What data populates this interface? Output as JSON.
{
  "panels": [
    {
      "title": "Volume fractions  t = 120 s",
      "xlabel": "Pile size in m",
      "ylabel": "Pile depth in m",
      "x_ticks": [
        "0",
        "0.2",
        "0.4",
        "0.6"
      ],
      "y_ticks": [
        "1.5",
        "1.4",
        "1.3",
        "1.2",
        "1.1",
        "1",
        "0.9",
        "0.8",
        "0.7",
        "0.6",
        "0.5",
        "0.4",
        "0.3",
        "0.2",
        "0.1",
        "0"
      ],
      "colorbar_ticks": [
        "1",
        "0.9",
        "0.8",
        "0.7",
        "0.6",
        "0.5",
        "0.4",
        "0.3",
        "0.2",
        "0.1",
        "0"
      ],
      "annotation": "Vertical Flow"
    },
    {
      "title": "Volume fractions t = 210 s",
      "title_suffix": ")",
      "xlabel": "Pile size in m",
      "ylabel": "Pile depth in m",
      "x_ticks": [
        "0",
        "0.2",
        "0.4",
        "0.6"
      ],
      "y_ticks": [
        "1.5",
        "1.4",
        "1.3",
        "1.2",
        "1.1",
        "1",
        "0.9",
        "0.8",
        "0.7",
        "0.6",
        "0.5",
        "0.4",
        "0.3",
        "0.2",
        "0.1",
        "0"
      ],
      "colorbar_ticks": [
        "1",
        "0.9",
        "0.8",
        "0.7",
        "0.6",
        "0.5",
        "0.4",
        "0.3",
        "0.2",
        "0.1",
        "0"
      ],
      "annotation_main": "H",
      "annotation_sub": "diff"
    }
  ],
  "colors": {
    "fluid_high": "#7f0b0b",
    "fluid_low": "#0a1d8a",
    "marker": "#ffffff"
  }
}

▬▬▬

Output every entry shown above, exactly.

What data populates this interface? Output as JSON.
{
  "panels": [
    {
      "title": "Volume fractions  t = 120 s",
      "xlabel": "Pile size in m",
      "ylabel": "Pile depth in m",
      "x_ticks": [
        "0",
        "0.2",
        "0.4",
        "0.6"
      ],
      "y_ticks": [
        "1.5",
        "1.4",
        "1.3",
        "1.2",
        "1.1",
        "1",
        "0.9",
        "0.8",
        "0.7",
        "0.6",
        "0.5",
        "0.4",
        "0.3",
        "0.2",
        "0.1",
        "0"
      ],
      "colorbar_ticks": [
        "1",
        "0.9",
        "0.8",
        "0.7",
        "0.6",
        "0.5",
        "0.4",
        "0.3",
        "0.2",
        "0.1",
        "0"
      ],
      "annotation": "Vertical Flow"
    },
    {
      "title": "Volume fractions t = 210 s",
      "title_suffix": ")",
      "xlabel": "Pile size in m",
      "ylabel": "Pile depth in m",
      "x_ticks": [
        "0",
        "0.2",
        "0.4",
        "0.6"
      ],
      "y_ticks": [
        "1.5",
        "1.4",
        "1.3",
        "1.2",
        "1.1",
        "1",
        "0.9",
        "0.8",
        "0.7",
        "0.6",
        "0.5",
        "0.4",
        "0.3",
        "0.2",
        "0.1",
        "0"
      ],
      "colorbar_ticks": [
        "1",
        "0.9",
        "0.8",
        "0.7",
        "0.6",
        "0.5",
        "0.4",
        "0.3",
        "0.2",
        "0.1",
        "0"
      ],
      "annotation_main": "H",
      "annotation_sub": "diff"
    }
  ],
  "colors": {
    "fluid_high": "#7f0b0b",
    "fluid_low": "#0a1d8a",
    "marker": "#ffffff"
  }
}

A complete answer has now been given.